* Begin DATA EXCERPTS *

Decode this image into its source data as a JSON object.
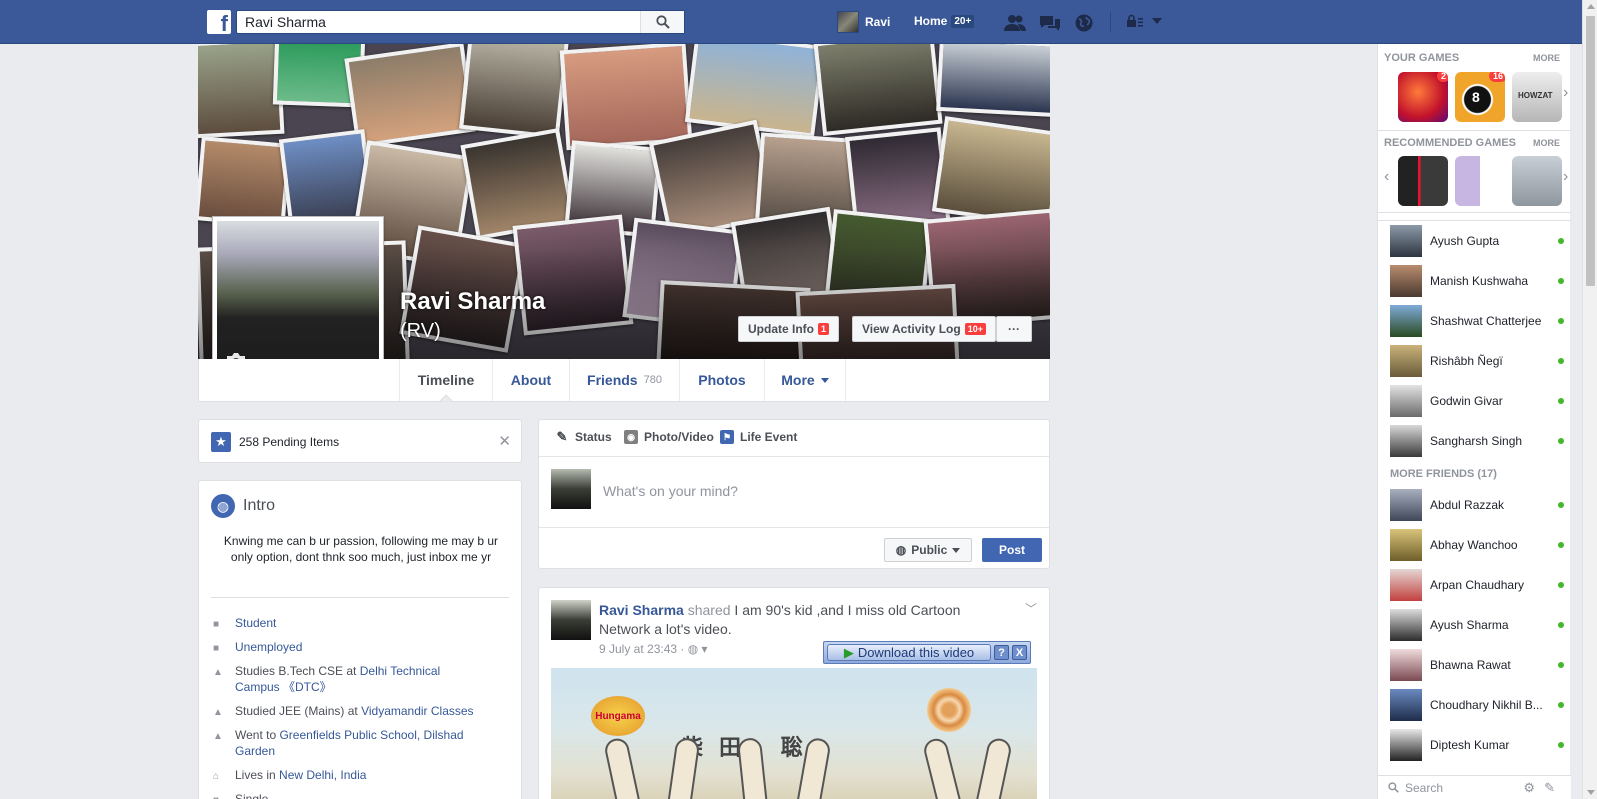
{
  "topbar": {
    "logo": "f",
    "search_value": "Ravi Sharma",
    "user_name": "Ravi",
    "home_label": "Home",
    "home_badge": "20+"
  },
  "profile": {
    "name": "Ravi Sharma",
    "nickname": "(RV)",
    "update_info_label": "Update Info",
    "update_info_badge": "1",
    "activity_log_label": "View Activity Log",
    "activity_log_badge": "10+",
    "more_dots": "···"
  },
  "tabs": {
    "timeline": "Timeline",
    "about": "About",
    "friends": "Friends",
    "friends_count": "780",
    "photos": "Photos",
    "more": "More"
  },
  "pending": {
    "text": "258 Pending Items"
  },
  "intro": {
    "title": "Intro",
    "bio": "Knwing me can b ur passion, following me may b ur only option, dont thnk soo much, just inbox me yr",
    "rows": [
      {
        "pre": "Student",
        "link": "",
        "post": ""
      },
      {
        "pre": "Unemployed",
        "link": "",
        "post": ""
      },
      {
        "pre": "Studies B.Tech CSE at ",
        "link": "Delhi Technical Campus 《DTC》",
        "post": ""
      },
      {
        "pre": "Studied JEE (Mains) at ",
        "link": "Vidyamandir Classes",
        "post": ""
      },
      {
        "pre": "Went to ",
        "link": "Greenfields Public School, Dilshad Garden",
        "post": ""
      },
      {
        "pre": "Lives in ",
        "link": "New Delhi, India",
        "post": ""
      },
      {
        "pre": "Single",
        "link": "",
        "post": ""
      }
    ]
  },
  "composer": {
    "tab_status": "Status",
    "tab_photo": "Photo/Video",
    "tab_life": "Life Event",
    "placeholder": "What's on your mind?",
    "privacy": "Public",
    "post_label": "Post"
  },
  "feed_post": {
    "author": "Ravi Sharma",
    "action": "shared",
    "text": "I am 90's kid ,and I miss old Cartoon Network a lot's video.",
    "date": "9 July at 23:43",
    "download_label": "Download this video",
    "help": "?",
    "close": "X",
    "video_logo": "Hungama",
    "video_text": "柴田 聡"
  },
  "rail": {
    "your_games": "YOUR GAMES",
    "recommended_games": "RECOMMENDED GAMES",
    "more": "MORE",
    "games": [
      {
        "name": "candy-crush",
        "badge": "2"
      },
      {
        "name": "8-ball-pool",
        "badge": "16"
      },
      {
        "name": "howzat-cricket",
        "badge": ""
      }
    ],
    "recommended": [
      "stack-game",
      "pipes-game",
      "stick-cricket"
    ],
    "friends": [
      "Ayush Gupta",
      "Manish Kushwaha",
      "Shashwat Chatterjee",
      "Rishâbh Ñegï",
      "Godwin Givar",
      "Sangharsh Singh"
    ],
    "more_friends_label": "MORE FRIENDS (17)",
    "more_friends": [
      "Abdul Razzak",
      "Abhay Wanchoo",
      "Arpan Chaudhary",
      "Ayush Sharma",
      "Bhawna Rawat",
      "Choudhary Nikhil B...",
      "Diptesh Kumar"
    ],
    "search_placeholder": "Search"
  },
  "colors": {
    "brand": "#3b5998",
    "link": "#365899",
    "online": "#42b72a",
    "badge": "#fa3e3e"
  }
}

* End DATA EXCERPTS *

- EXERCISE BRIEF:
Reproduce each line exactly as it appears, omitting the pictures.

- EXERCISE ANSWER:
Decode this image into its source data as a JSON object.
{
  "topbar": {
    "logo": "f",
    "search_value": "Ravi Sharma",
    "user_name": "Ravi",
    "home_label": "Home",
    "home_badge": "20+"
  },
  "profile": {
    "name": "Ravi Sharma",
    "nickname": "(RV)",
    "update_info_label": "Update Info",
    "update_info_badge": "1",
    "activity_log_label": "View Activity Log",
    "activity_log_badge": "10+",
    "more_dots": "···"
  },
  "tabs": {
    "timeline": "Timeline",
    "about": "About",
    "friends": "Friends",
    "friends_count": "780",
    "photos": "Photos",
    "more": "More"
  },
  "pending": {
    "text": "258 Pending Items"
  },
  "intro": {
    "title": "Intro",
    "bio": "Knwing me can b ur passion, following me may b ur only option, dont thnk soo much, just inbox me yr",
    "rows": [
      {
        "pre": "Student",
        "link": "",
        "post": ""
      },
      {
        "pre": "Unemployed",
        "link": "",
        "post": ""
      },
      {
        "pre": "Studies B.Tech CSE at ",
        "link": "Delhi Technical Campus 《DTC》",
        "post": ""
      },
      {
        "pre": "Studied JEE (Mains) at ",
        "link": "Vidyamandir Classes",
        "post": ""
      },
      {
        "pre": "Went to ",
        "link": "Greenfields Public School, Dilshad Garden",
        "post": ""
      },
      {
        "pre": "Lives in ",
        "link": "New Delhi, India",
        "post": ""
      },
      {
        "pre": "Single",
        "link": "",
        "post": ""
      }
    ]
  },
  "composer": {
    "tab_status": "Status",
    "tab_photo": "Photo/Video",
    "tab_life": "Life Event",
    "placeholder": "What's on your mind?",
    "privacy": "Public",
    "post_label": "Post"
  },
  "feed_post": {
    "author": "Ravi Sharma",
    "action": "shared",
    "text": "I am 90's kid ,and I miss old Cartoon Network a lot's video.",
    "date": "9 July at 23:43",
    "download_label": "Download this video",
    "help": "?",
    "close": "X",
    "video_logo": "Hungama",
    "video_text": "柴田 聡"
  },
  "rail": {
    "your_games": "YOUR GAMES",
    "recommended_games": "RECOMMENDED GAMES",
    "more": "MORE",
    "games": [
      {
        "name": "candy-crush",
        "badge": "2"
      },
      {
        "name": "8-ball-pool",
        "badge": "16"
      },
      {
        "name": "howzat-cricket",
        "badge": ""
      }
    ],
    "recommended": [
      "stack-game",
      "pipes-game",
      "stick-cricket"
    ],
    "friends": [
      "Ayush Gupta",
      "Manish Kushwaha",
      "Shashwat Chatterjee",
      "Rishâbh Ñegï",
      "Godwin Givar",
      "Sangharsh Singh"
    ],
    "more_friends_label": "MORE FRIENDS (17)",
    "more_friends": [
      "Abdul Razzak",
      "Abhay Wanchoo",
      "Arpan Chaudhary",
      "Ayush Sharma",
      "Bhawna Rawat",
      "Choudhary Nikhil B...",
      "Diptesh Kumar"
    ],
    "search_placeholder": "Search"
  },
  "colors": {
    "brand": "#3b5998",
    "link": "#365899",
    "online": "#42b72a",
    "badge": "#fa3e3e"
  }
}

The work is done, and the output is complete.